▸ **Data supplied**:
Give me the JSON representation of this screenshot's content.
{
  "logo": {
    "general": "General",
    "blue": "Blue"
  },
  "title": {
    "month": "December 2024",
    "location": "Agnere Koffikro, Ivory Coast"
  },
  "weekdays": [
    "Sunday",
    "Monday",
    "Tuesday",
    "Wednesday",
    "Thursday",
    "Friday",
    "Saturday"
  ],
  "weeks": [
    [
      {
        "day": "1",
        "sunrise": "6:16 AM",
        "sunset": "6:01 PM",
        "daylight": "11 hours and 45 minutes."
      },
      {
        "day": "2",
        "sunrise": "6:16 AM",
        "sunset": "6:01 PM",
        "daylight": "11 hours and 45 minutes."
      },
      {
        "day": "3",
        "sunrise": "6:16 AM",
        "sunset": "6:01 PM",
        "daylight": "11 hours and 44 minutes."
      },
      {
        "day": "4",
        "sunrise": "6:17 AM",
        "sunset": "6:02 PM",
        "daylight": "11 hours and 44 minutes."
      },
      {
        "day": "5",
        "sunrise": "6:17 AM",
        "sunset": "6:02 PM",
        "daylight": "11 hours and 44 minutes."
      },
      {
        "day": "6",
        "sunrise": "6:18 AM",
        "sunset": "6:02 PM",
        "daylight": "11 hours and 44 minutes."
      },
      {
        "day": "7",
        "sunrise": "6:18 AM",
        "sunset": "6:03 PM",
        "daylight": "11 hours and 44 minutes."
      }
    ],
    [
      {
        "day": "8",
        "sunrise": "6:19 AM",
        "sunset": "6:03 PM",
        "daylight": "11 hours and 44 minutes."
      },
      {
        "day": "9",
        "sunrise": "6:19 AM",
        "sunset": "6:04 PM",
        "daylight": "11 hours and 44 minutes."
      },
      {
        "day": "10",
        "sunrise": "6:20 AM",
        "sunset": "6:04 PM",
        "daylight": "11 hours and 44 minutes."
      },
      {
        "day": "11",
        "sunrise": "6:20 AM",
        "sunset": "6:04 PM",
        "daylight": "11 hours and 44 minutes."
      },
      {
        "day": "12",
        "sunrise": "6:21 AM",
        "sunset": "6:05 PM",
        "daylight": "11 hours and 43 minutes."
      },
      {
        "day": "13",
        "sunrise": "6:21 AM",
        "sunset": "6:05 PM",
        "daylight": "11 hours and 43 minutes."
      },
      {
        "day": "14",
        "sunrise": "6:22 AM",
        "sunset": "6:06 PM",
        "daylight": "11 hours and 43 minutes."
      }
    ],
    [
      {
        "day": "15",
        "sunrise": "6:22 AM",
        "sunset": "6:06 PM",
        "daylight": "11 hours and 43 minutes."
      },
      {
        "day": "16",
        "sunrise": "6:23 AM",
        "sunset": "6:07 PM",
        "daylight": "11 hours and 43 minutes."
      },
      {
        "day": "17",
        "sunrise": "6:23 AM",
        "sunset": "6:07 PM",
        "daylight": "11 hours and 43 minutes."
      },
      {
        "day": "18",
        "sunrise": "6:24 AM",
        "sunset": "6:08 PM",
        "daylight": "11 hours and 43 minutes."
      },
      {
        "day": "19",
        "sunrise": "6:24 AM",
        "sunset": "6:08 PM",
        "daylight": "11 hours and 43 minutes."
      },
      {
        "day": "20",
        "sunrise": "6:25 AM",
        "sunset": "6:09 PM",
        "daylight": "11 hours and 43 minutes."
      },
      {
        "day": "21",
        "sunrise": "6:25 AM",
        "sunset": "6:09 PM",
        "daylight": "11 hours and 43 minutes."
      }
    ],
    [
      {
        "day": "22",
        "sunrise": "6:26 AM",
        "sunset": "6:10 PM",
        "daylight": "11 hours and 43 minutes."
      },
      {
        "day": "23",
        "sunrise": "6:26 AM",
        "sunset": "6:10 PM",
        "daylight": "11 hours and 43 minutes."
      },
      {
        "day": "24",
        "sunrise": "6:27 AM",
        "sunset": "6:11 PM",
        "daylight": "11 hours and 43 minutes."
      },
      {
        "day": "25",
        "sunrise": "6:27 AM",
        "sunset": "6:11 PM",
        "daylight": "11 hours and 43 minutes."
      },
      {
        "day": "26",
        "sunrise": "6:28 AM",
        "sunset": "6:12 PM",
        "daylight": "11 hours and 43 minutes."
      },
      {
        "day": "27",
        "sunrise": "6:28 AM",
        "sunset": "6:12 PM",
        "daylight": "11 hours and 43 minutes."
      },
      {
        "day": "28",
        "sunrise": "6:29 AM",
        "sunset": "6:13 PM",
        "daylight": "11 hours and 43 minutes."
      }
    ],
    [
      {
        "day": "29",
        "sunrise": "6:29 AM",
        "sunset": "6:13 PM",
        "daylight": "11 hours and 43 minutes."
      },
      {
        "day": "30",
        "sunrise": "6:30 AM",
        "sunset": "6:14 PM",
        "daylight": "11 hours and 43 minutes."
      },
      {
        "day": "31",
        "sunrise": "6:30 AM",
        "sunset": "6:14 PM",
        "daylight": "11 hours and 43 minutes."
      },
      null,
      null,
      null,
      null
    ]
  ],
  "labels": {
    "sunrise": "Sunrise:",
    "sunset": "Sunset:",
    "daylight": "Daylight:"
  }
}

▸ **Task prompt**: Retype each record exactly, leaving nothing out.

▸ **Reply**:
Give me the JSON representation of this screenshot's content.
{
  "logo": {
    "general": "General",
    "blue": "Blue"
  },
  "title": {
    "month": "December 2024",
    "location": "Agnere Koffikro, Ivory Coast"
  },
  "weekdays": [
    "Sunday",
    "Monday",
    "Tuesday",
    "Wednesday",
    "Thursday",
    "Friday",
    "Saturday"
  ],
  "weeks": [
    [
      {
        "day": "1",
        "sunrise": "6:16 AM",
        "sunset": "6:01 PM",
        "daylight": "11 hours and 45 minutes."
      },
      {
        "day": "2",
        "sunrise": "6:16 AM",
        "sunset": "6:01 PM",
        "daylight": "11 hours and 45 minutes."
      },
      {
        "day": "3",
        "sunrise": "6:16 AM",
        "sunset": "6:01 PM",
        "daylight": "11 hours and 44 minutes."
      },
      {
        "day": "4",
        "sunrise": "6:17 AM",
        "sunset": "6:02 PM",
        "daylight": "11 hours and 44 minutes."
      },
      {
        "day": "5",
        "sunrise": "6:17 AM",
        "sunset": "6:02 PM",
        "daylight": "11 hours and 44 minutes."
      },
      {
        "day": "6",
        "sunrise": "6:18 AM",
        "sunset": "6:02 PM",
        "daylight": "11 hours and 44 minutes."
      },
      {
        "day": "7",
        "sunrise": "6:18 AM",
        "sunset": "6:03 PM",
        "daylight": "11 hours and 44 minutes."
      }
    ],
    [
      {
        "day": "8",
        "sunrise": "6:19 AM",
        "sunset": "6:03 PM",
        "daylight": "11 hours and 44 minutes."
      },
      {
        "day": "9",
        "sunrise": "6:19 AM",
        "sunset": "6:04 PM",
        "daylight": "11 hours and 44 minutes."
      },
      {
        "day": "10",
        "sunrise": "6:20 AM",
        "sunset": "6:04 PM",
        "daylight": "11 hours and 44 minutes."
      },
      {
        "day": "11",
        "sunrise": "6:20 AM",
        "sunset": "6:04 PM",
        "daylight": "11 hours and 44 minutes."
      },
      {
        "day": "12",
        "sunrise": "6:21 AM",
        "sunset": "6:05 PM",
        "daylight": "11 hours and 43 minutes."
      },
      {
        "day": "13",
        "sunrise": "6:21 AM",
        "sunset": "6:05 PM",
        "daylight": "11 hours and 43 minutes."
      },
      {
        "day": "14",
        "sunrise": "6:22 AM",
        "sunset": "6:06 PM",
        "daylight": "11 hours and 43 minutes."
      }
    ],
    [
      {
        "day": "15",
        "sunrise": "6:22 AM",
        "sunset": "6:06 PM",
        "daylight": "11 hours and 43 minutes."
      },
      {
        "day": "16",
        "sunrise": "6:23 AM",
        "sunset": "6:07 PM",
        "daylight": "11 hours and 43 minutes."
      },
      {
        "day": "17",
        "sunrise": "6:23 AM",
        "sunset": "6:07 PM",
        "daylight": "11 hours and 43 minutes."
      },
      {
        "day": "18",
        "sunrise": "6:24 AM",
        "sunset": "6:08 PM",
        "daylight": "11 hours and 43 minutes."
      },
      {
        "day": "19",
        "sunrise": "6:24 AM",
        "sunset": "6:08 PM",
        "daylight": "11 hours and 43 minutes."
      },
      {
        "day": "20",
        "sunrise": "6:25 AM",
        "sunset": "6:09 PM",
        "daylight": "11 hours and 43 minutes."
      },
      {
        "day": "21",
        "sunrise": "6:25 AM",
        "sunset": "6:09 PM",
        "daylight": "11 hours and 43 minutes."
      }
    ],
    [
      {
        "day": "22",
        "sunrise": "6:26 AM",
        "sunset": "6:10 PM",
        "daylight": "11 hours and 43 minutes."
      },
      {
        "day": "23",
        "sunrise": "6:26 AM",
        "sunset": "6:10 PM",
        "daylight": "11 hours and 43 minutes."
      },
      {
        "day": "24",
        "sunrise": "6:27 AM",
        "sunset": "6:11 PM",
        "daylight": "11 hours and 43 minutes."
      },
      {
        "day": "25",
        "sunrise": "6:27 AM",
        "sunset": "6:11 PM",
        "daylight": "11 hours and 43 minutes."
      },
      {
        "day": "26",
        "sunrise": "6:28 AM",
        "sunset": "6:12 PM",
        "daylight": "11 hours and 43 minutes."
      },
      {
        "day": "27",
        "sunrise": "6:28 AM",
        "sunset": "6:12 PM",
        "daylight": "11 hours and 43 minutes."
      },
      {
        "day": "28",
        "sunrise": "6:29 AM",
        "sunset": "6:13 PM",
        "daylight": "11 hours and 43 minutes."
      }
    ],
    [
      {
        "day": "29",
        "sunrise": "6:29 AM",
        "sunset": "6:13 PM",
        "daylight": "11 hours and 43 minutes."
      },
      {
        "day": "30",
        "sunrise": "6:30 AM",
        "sunset": "6:14 PM",
        "daylight": "11 hours and 43 minutes."
      },
      {
        "day": "31",
        "sunrise": "6:30 AM",
        "sunset": "6:14 PM",
        "daylight": "11 hours and 43 minutes."
      },
      null,
      null,
      null,
      null
    ]
  ],
  "labels": {
    "sunrise": "Sunrise:",
    "sunset": "Sunset:",
    "daylight": "Daylight:"
  }
}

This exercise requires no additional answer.